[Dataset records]
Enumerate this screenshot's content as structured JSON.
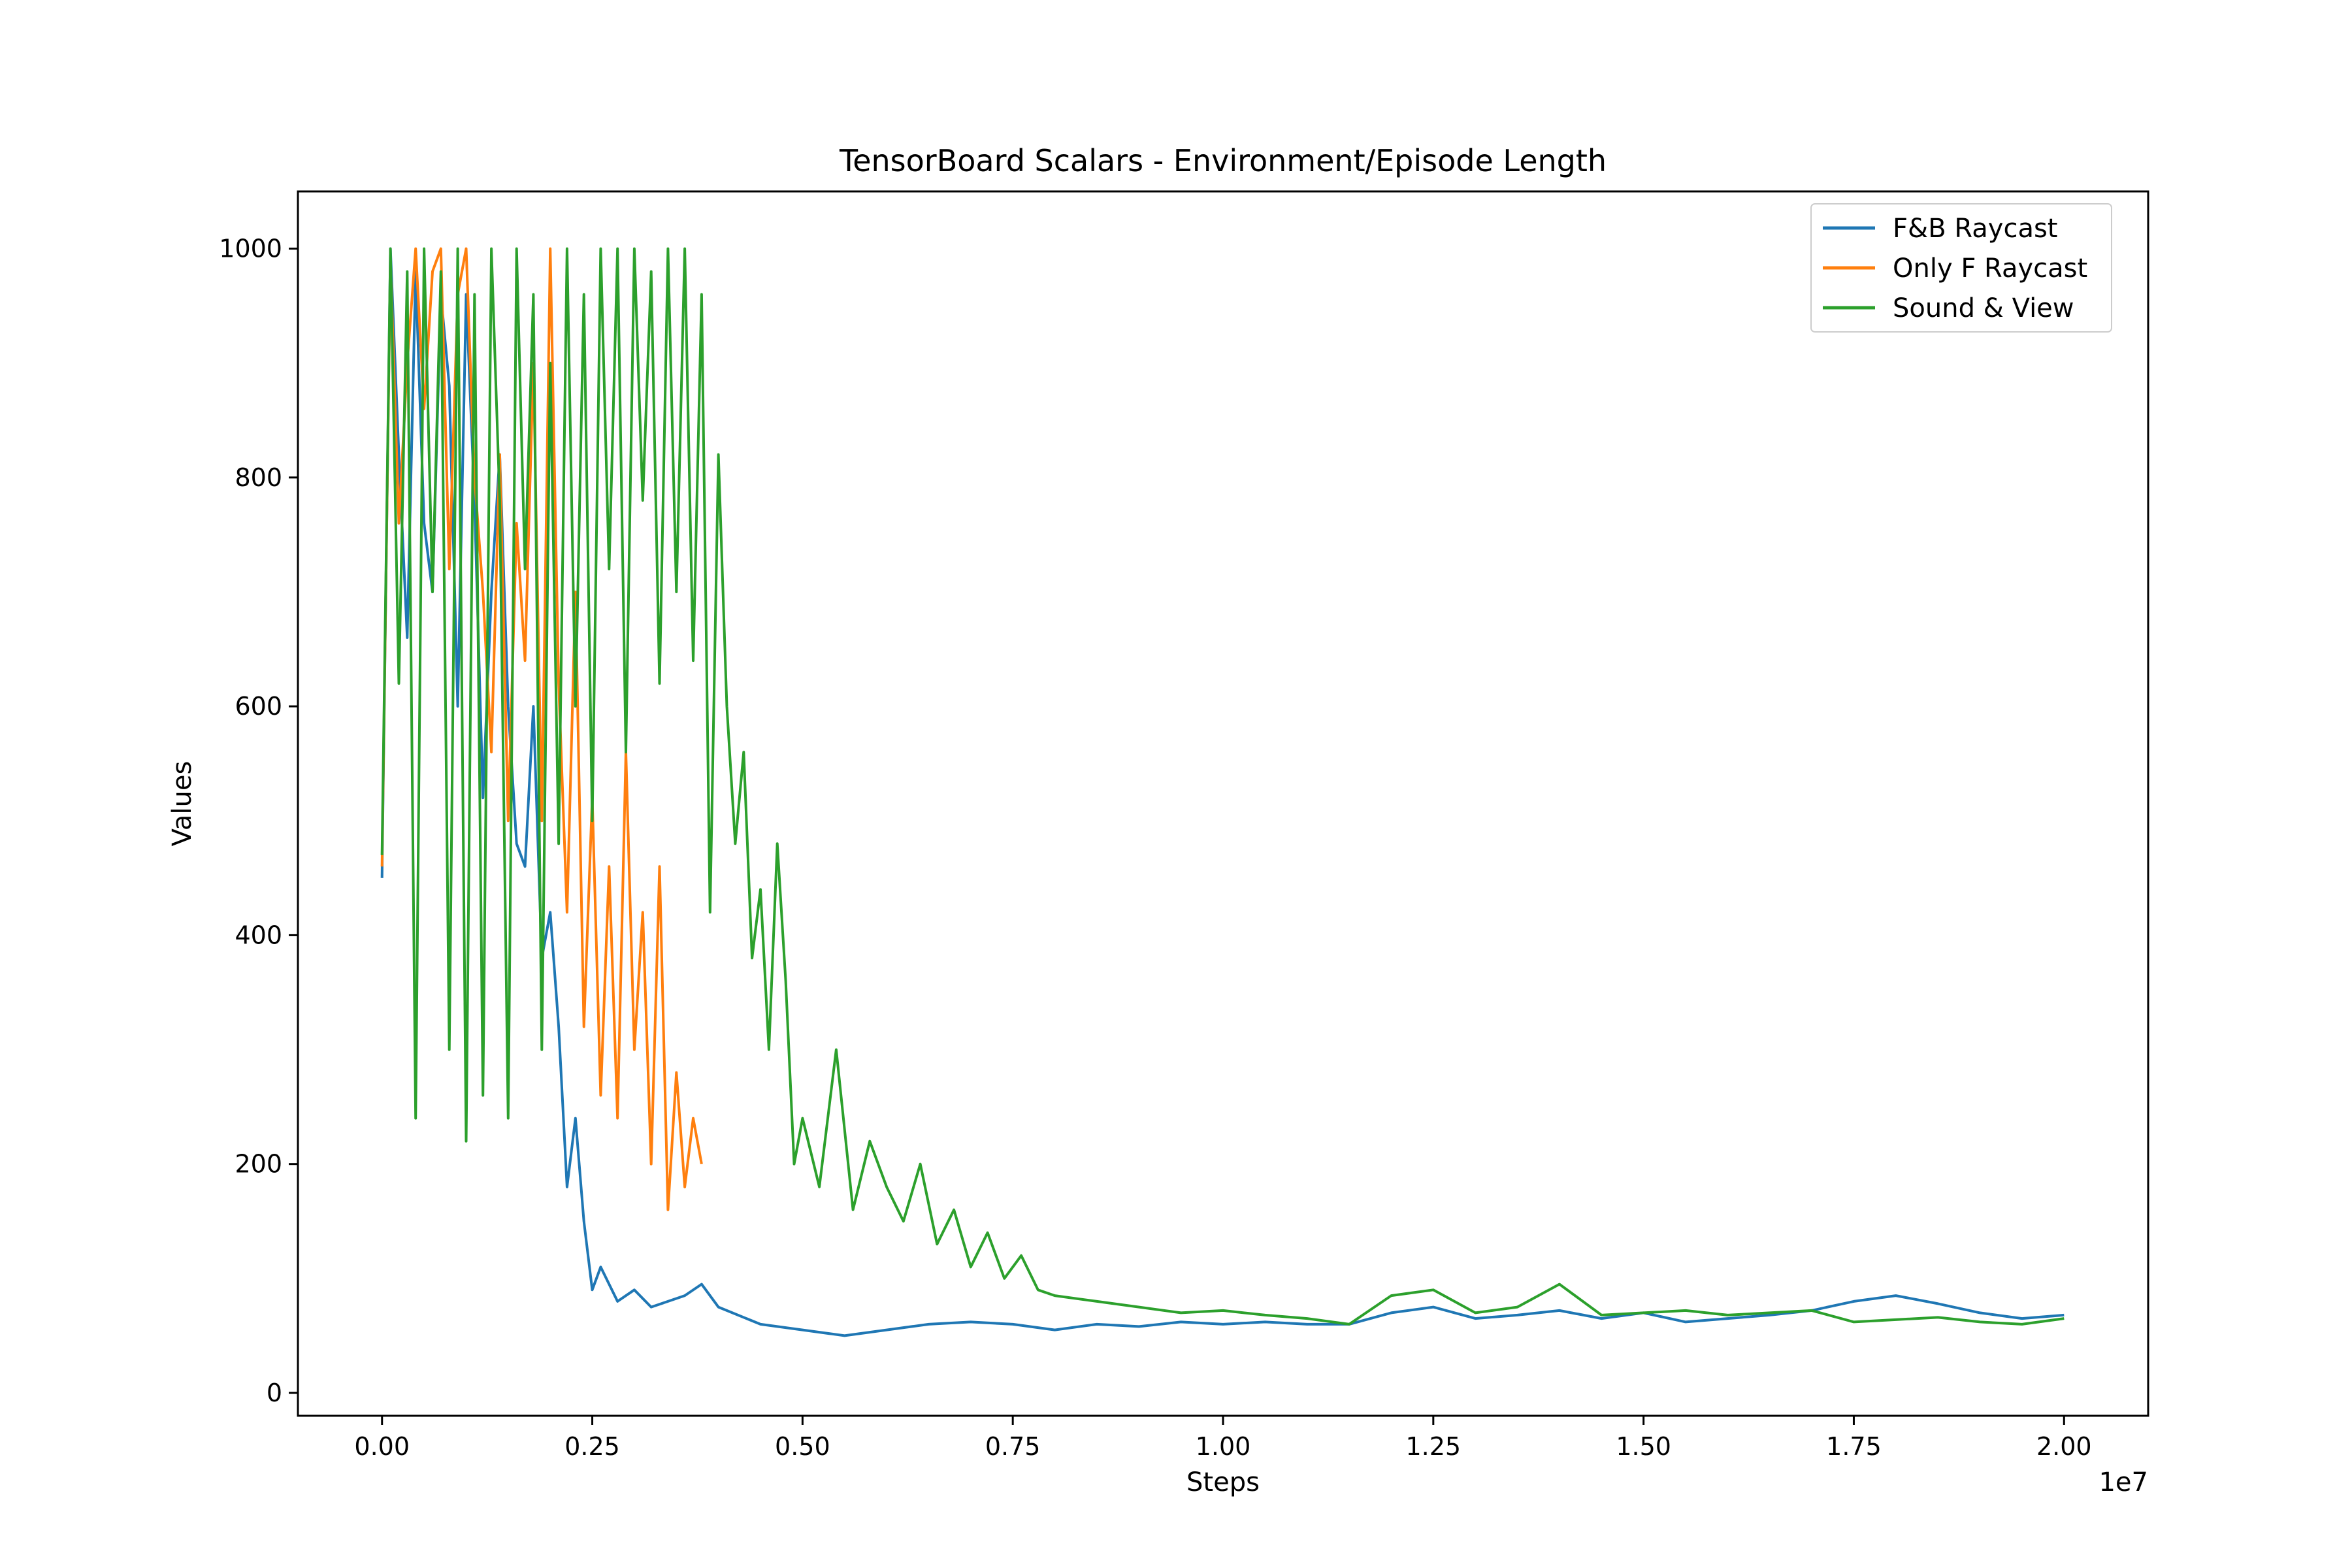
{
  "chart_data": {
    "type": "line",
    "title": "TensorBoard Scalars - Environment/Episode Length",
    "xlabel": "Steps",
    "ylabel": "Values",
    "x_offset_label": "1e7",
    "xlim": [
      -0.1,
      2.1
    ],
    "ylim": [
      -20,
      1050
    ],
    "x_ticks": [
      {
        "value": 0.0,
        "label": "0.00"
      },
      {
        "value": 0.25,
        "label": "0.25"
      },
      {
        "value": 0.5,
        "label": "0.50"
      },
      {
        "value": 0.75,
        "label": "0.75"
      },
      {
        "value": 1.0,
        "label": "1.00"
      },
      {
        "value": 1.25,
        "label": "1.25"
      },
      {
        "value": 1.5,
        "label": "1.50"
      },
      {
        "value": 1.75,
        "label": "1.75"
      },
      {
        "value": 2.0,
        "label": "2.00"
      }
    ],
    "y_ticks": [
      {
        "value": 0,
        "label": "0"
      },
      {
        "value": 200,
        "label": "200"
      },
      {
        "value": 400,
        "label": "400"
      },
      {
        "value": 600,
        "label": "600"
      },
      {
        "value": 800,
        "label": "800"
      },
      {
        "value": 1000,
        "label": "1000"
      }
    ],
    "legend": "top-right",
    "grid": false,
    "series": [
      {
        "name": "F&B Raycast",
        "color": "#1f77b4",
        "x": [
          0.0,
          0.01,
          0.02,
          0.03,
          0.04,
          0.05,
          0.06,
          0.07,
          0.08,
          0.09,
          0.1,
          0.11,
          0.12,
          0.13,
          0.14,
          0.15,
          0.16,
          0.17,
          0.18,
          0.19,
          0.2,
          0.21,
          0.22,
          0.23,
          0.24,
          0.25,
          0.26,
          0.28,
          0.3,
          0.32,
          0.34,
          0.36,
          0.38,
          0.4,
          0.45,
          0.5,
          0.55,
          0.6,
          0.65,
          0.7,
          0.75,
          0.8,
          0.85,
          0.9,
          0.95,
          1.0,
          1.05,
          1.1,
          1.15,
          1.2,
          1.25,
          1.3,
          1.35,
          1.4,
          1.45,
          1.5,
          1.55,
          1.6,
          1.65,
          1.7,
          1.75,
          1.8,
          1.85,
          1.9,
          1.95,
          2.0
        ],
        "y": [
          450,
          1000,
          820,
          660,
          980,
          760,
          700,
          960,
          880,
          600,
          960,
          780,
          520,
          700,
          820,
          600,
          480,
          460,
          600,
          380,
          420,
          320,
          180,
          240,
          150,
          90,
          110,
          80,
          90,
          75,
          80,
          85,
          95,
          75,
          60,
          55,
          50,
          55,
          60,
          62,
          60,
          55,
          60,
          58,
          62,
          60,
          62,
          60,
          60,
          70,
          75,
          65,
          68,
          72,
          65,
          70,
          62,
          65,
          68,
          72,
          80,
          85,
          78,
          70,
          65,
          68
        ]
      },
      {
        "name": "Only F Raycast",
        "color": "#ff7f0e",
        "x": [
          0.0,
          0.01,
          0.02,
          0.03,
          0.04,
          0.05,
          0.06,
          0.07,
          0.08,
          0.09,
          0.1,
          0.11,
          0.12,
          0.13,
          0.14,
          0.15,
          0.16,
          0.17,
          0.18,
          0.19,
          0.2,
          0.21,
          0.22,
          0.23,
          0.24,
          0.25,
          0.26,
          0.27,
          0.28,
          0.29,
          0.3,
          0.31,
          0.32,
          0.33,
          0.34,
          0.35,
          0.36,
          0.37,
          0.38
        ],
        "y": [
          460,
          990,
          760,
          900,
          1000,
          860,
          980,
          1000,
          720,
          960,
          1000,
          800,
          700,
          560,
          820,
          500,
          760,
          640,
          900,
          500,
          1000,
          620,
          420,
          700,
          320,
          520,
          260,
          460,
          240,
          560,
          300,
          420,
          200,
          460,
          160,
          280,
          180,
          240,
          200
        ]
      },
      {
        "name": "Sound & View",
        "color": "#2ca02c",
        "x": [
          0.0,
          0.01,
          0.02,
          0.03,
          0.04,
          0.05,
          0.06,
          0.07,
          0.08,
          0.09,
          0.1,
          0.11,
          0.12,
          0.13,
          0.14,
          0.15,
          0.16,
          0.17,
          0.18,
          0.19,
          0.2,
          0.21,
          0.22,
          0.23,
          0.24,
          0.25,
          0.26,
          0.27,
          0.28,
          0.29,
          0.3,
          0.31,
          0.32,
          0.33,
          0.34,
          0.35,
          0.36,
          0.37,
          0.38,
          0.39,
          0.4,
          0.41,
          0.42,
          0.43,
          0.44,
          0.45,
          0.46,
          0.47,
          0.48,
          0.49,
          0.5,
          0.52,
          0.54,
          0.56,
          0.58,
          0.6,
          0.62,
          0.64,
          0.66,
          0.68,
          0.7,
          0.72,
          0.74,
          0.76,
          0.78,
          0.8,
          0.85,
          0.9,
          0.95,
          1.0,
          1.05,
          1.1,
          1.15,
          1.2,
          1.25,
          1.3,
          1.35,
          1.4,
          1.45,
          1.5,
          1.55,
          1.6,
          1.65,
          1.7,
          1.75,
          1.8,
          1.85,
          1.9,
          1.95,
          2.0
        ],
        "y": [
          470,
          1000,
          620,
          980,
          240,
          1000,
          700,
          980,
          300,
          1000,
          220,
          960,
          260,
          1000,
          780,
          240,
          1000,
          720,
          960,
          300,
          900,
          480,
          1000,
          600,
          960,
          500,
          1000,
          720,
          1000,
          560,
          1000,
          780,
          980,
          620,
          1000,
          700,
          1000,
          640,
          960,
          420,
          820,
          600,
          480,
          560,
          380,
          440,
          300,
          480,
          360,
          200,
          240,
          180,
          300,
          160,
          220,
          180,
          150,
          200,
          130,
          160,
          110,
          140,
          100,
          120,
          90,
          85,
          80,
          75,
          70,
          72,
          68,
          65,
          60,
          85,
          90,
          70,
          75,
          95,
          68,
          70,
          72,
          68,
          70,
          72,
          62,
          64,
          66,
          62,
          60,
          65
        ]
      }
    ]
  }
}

**Task instructions**.
Gather from the data above every line with the string "color".

**Response**.
        "color": "#1f77b4",
        "color": "#ff7f0e",
        "color": "#2ca02c",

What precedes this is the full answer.